TL;DR: /(?:\s)USA(?:\s)/
, but check out the more sophisticated function at the bottom.
If you want to check if the following character is a space, you just add a lookahead, which looks like this:
const strs = [
'USA is a country',
'They say USA there',
'We are in the USA',
'SOME USABILITY'
];
const pattern = /USA(?:\s)/;
const replacement = 'United States of America ';
console.log(strs.map(str => str.replace(pattern, replacement)));
Note two things:
- Just checking ahead won't work if the word is at the end.
- In the
replace()
function, it'll replace the whole pattern, so you'll need to add the space back to your replacement.
If you want to look at both sides, it's pretty much the same thing:
const strs = [
'USA is a country',
'They say USA there',
'We are in the USA',
'SOME USABILITY'
];
const pattern = /(?:\s)USA(?:\s)/;
const replacement = ' United States of America ';
console.log(strs.map(str => str.replace(pattern, replacement)));
If you want to handle everywhere, you'll also want to add in a check for beginning or end of the string:
const strs = [
'USA is a country',
'They say USA there',
'We are in the USA',
'SOME USABILITY'
];
const pattern = /(?:\s|^)USA(?:\s|$)/;
const replacement = ' United States of America ';
console.log(strs.map(str => str.replace(pattern, replacement).trim()));
Note in this case, we also trim the extra stuff out.
━━━
_Task instructions:_
a - According to the regex explanation, why won't checking only ahead work in some cases?
b - How would you say this sentence from the regex explanation in Spanish: "Note in this case, we also trim the extra stuff out."
c - Can you pick up the regex explanation about replacing "USA" after its last sentence and continue it?

_Information supplied:_
━━━
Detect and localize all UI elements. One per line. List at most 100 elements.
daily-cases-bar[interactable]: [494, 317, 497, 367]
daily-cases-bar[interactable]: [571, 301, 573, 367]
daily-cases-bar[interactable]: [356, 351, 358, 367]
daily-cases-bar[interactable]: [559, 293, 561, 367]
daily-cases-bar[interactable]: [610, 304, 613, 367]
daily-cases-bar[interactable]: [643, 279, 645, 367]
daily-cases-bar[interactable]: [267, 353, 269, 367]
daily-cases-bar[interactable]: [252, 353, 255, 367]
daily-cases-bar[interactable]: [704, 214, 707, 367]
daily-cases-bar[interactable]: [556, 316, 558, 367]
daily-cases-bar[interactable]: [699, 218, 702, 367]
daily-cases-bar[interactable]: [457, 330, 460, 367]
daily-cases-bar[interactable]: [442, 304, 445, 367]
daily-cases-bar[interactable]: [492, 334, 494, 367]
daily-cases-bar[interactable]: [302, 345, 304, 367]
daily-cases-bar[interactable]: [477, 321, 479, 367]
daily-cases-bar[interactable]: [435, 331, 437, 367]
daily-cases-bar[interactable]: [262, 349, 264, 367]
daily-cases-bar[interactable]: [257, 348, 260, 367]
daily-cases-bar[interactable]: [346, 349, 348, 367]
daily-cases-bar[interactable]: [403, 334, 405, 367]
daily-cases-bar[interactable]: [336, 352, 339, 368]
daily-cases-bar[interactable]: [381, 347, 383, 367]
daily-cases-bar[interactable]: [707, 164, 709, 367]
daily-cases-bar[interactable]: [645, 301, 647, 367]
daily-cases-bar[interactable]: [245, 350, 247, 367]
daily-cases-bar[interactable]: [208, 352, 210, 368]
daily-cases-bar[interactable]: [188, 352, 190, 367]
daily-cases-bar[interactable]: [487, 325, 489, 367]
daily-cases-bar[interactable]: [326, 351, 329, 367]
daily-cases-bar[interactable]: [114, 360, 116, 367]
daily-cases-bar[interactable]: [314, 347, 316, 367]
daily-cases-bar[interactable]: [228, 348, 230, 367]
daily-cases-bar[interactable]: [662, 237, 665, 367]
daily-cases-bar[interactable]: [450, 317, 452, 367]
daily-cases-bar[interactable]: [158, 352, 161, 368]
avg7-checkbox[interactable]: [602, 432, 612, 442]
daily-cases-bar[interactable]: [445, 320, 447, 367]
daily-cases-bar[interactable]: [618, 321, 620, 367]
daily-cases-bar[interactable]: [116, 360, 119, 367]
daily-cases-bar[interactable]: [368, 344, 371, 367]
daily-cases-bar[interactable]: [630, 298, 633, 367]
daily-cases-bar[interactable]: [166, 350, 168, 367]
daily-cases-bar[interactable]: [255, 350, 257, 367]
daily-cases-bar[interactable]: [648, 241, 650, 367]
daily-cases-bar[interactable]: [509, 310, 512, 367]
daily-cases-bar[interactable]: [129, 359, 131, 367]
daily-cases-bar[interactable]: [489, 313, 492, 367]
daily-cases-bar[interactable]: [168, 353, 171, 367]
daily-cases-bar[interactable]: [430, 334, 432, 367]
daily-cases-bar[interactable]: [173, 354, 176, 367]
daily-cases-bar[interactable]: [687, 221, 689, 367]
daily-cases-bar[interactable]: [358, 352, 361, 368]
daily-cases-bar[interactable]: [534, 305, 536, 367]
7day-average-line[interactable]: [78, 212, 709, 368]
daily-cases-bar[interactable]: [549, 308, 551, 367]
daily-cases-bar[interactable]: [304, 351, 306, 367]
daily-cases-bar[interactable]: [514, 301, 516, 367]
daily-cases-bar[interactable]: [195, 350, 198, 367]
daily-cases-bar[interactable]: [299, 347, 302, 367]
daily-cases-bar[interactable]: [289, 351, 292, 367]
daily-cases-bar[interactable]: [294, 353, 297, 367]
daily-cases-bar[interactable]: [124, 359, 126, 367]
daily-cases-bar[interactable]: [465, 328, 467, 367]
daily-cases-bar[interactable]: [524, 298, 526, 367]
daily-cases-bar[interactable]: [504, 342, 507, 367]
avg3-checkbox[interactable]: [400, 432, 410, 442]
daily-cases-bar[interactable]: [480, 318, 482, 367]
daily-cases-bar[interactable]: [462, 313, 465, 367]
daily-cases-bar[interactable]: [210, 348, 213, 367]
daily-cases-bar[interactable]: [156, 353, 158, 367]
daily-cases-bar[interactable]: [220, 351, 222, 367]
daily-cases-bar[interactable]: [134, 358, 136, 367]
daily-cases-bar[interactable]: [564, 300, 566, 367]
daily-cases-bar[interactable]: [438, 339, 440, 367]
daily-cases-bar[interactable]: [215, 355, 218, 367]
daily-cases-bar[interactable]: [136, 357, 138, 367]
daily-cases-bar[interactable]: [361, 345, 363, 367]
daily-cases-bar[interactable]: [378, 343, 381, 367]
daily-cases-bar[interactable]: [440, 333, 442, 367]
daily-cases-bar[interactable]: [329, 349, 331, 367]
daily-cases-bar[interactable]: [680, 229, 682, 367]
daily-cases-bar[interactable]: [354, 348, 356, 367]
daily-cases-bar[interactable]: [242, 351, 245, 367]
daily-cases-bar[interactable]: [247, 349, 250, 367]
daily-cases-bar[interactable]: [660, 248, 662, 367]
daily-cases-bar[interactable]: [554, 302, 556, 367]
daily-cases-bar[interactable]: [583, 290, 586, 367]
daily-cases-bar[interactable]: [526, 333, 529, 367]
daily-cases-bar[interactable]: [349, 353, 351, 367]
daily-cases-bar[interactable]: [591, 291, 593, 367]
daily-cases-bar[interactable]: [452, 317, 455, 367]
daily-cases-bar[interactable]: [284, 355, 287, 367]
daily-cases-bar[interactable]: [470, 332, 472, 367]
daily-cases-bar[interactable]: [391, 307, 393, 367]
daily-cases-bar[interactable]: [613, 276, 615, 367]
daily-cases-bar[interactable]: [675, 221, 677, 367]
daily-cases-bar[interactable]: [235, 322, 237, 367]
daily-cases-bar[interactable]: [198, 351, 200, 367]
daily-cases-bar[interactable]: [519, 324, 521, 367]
━━━
_Answers:_
a - It won't work if the word is at the end.

b - Observa que, en este caso, también recortamos lo sobrante.

c -
A slightly cleaner method so you don't have to worry about the extra spaces would be to do things in a few steps:
const strs = [
'USA is a country',
'They say USA there',
'We are in the USA',
'SOME USABILITY'
];
const target = 'USA';
const replacement = 'United States of America';
const replaceWord = (str, word, replacement) => {
const pattern = new RegExp(`(?:[^a-zA-Z-]|^)(${target})(?:[^a-zA-Z-]|$)`, 'g');
return (str.match(pattern) || [])
.reduce((result, match) => result.replace(match, match.replace(word, replacement)), str);
};
console.log(strs.map(str => replaceWord(str, target, replacement)));
This is a little more sophisticated of a solution. First, I updated the pattern to not look for just spaces, but anything non-alphabetic (to account for words bumping against things like commas and periods).
Our actually replacement first gets all of the matches (with the extra checks). We then look through it, and for each match, you replace just the original target, then use that whole bit to replace the whole match from the previous.
This is much more flexible.
I also build the pattern as a variable, so you'd be able to replace any word.